I admonish all those who have authority to be angry in my family, in the first place to manage their anger and not to lavish it upon every occasion, for that both lessens the value and hinders the effect: rash and incessant scolding runs into custom, and renders itself despised; and what you lay out upon a servant for a theft is not felt, because it is the same he has seen you a hundred times employ against him for having ill washed a glass, or set a stool out of place. Secondly, that they be not angry to no purpose, but make sure that their reprehension reach him with whom they are offended; for, ordinarily, they rail and bawl before he comes into their presence, and continue scolding an age after he is gone:

"Et secum petulans amentia certat:"

["And petulant madness contends with itself."

—Claudian in Eutrop., i. 237.]

they attack his shadow, and drive the storm in a place where no one is either chastised or concerned, but in the clamour of their voice. I likewise in quarrels condemn those who huff and vapour without an enemy: those rhodomontades should be reserved to discharge upon the offending party:

"Mugitus veluti cum prima in praelia taurus

Terrificos ciet, atque irasci in cornua tentat,

Arboris obnixus trunco, ventospue lacessit

Ictibus, et sparsa ad pugnum proludit arena."

["As when a bull to usher in the fight, makes dreadful bellowings,

and whets his horns against the trunk of a tree; with blows he beats

the air, and rehearses the fight by scattering the sand."

—AEneid, xii. 103.]

When I am angry, my anger is very sharp but withal very short, and as private as I can; I lose myself indeed in promptness and violence, but not in trouble; so that I throw out all sorts of injurious words at random, and without choice, and never consider pertinently to dart my language where I think it will deepest wound, for I commonly make use of no other weapon than my tongue.

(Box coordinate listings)
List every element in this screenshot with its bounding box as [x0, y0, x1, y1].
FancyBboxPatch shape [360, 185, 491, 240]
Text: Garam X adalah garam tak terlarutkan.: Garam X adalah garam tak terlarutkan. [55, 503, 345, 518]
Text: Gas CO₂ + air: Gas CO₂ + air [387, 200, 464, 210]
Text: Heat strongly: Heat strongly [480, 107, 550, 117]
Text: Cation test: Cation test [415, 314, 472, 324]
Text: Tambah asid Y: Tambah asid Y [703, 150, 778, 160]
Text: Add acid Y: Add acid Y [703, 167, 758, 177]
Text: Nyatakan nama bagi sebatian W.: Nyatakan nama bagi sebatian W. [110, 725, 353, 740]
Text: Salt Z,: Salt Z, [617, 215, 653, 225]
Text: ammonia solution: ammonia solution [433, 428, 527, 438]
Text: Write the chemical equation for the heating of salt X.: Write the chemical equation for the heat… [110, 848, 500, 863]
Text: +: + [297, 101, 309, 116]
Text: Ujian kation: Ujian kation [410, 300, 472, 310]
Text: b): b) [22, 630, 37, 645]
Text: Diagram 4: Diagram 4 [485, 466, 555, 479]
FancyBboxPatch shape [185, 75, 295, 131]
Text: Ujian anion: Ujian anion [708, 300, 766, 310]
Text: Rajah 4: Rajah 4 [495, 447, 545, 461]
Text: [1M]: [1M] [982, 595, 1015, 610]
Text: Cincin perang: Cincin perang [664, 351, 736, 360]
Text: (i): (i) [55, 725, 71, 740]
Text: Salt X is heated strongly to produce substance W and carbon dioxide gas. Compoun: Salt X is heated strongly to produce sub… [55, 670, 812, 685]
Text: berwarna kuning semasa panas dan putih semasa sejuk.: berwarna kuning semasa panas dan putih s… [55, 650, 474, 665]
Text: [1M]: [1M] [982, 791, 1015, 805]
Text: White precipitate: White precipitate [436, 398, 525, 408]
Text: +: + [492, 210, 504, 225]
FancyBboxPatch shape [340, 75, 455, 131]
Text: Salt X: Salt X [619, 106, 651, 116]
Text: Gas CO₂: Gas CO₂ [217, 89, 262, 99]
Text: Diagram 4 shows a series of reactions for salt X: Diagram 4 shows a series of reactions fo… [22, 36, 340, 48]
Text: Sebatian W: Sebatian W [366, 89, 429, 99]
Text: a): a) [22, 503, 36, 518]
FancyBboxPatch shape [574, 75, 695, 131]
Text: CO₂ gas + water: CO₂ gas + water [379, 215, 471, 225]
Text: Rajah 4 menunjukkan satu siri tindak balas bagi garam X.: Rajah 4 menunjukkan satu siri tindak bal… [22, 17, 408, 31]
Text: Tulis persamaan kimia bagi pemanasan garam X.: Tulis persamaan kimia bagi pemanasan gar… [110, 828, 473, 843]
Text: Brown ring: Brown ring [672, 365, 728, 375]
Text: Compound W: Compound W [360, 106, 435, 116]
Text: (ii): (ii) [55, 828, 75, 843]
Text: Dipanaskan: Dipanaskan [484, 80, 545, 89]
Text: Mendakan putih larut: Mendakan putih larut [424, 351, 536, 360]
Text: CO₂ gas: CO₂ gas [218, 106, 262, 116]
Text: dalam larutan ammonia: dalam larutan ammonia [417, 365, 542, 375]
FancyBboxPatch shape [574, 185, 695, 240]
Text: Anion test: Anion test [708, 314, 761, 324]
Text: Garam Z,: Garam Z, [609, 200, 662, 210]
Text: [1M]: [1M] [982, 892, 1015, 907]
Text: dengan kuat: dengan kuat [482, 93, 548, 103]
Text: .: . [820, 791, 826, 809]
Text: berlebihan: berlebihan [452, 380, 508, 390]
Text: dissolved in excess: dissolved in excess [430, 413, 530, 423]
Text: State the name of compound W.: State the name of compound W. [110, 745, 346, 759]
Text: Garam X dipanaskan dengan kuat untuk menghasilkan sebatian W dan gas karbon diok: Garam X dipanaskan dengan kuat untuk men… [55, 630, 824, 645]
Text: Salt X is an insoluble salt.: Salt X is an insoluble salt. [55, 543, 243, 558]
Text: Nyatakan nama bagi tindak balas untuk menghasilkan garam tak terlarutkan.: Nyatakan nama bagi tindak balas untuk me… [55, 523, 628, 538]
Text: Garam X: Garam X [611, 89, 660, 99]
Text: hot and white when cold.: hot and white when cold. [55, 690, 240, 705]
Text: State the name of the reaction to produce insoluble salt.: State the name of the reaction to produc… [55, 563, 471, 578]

Required tasks.
1) Reproduce the passage on anger in full, word for word.
2) Rewrite the records starting at their first line and ending at the line that contains "Text: CO₂ gas +", with "Cation test" replaced by "Test for cations" and everything else left unchanged. Give only those lines.
The text and the records come from unrelated sources.

Answers per task.
1)
I admonish all those who have authority to be angry in my family, in the first place to manage their anger and not to lavish it upon every occasion, for that both lessens the value and hinders the effect: rash and incessant scolding runs into custom, and renders itself despised; and what you lay out upon a servant for a theft is not felt, because it is the same he has seen you a hundred times employ against him for having ill washed a glass, or set a stool out of place. Secondly, that they be not angry to no purpose, but make sure that their reprehension reach him with whom they are offended; for, ordinarily, they rail and bawl before he comes into their presence, and continue scolding an age after he is gone:

"Et secum petulans amentia certat:"

["And petulant madness contends with itself."

—Claudian in Eutrop., i. 237.]

they attack his shadow, and drive the storm in a place where no one is either chastised or concerned, but in the clamour of their voice. I likewise in quarrels condemn those who huff and vapour without an enemy: those rhodomontades should be reserved to discharge upon the offending party:

"Mugitus veluti cum prima in praelia taurus

Terrificos ciet, atque irasci in cornua tentat,

Arboris obnixus trunco, ventospue lacessit

Ictibus, et sparsa ad pugnum proludit arena."

["As when a bull to usher in the fight, makes dreadful bellowings,

and whets his horns against the trunk of a tree; with blows he beats

the air, and rehearses the fight by scattering the sand."

—AEneid, xii. 103.]

When I am angry, my anger is very sharp but withal very short, and as private as I can; I lose myself indeed in promptness and violence, but not in trouble; so that I throw out all sorts of injurious words at random, and without choice, and never consider pertinently to dart my language where I think it will deepest wound, for I commonly make use of no other weapon than my tongue.

2)
List every element in this screenshot with its bounding box as [x0, y0, x1, y1].
FancyBboxPatch shape [360, 185, 491, 240]
Text: Garam X adalah garam tak terlarutkan.: Garam X adalah garam tak terlarutkan. [55, 503, 345, 518]
Text: Gas CO₂ + air: Gas CO₂ + air [387, 200, 464, 210]
Text: Heat strongly: Heat strongly [480, 107, 550, 117]
Text: Test for cations: Test for cations [415, 314, 472, 324]
Text: Tambah asid Y: Tambah asid Y [703, 150, 778, 160]
Text: Add acid Y: Add acid Y [703, 167, 758, 177]
Text: Nyatakan nama bagi sebatian W.: Nyatakan nama bagi sebatian W. [110, 725, 353, 740]
Text: Salt Z,: Salt Z, [617, 215, 653, 225]
Text: ammonia solution: ammonia solution [433, 428, 527, 438]
Text: Write the chemical equation for the heating of salt X.: Write the chemical equation for the heat… [110, 848, 500, 863]
Text: +: + [297, 101, 309, 116]
Text: Ujian kation: Ujian kation [410, 300, 472, 310]
Text: b): b) [22, 630, 37, 645]
Text: Diagram 4: Diagram 4 [485, 466, 555, 479]
FancyBboxPatch shape [185, 75, 295, 131]
Text: Ujian anion: Ujian anion [708, 300, 766, 310]
Text: Rajah 4: Rajah 4 [495, 447, 545, 461]
Text: [1M]: [1M] [982, 595, 1015, 610]
Text: Cincin perang: Cincin perang [664, 351, 736, 360]
Text: (i): (i) [55, 725, 71, 740]
Text: Salt X is heated strongly to produce substance W and carbon dioxide gas. Compoun: Salt X is heated strongly to produce sub… [55, 670, 812, 685]
Text: berwarna kuning semasa panas dan putih semasa sejuk.: berwarna kuning semasa panas dan putih s… [55, 650, 474, 665]
Text: [1M]: [1M] [982, 791, 1015, 805]
Text: White precipitate: White precipitate [436, 398, 525, 408]
Text: +: + [492, 210, 504, 225]
FancyBboxPatch shape [340, 75, 455, 131]
Text: Salt X: Salt X [619, 106, 651, 116]
Text: Gas CO₂: Gas CO₂ [217, 89, 262, 99]
Text: Diagram 4 shows a series of reactions for salt X: Diagram 4 shows a series of reactions fo… [22, 36, 340, 48]
Text: Sebatian W: Sebatian W [366, 89, 429, 99]
Text: a): a) [22, 503, 36, 518]
FancyBboxPatch shape [574, 75, 695, 131]
Text: CO₂ gas + water: CO₂ gas + water [379, 215, 471, 225]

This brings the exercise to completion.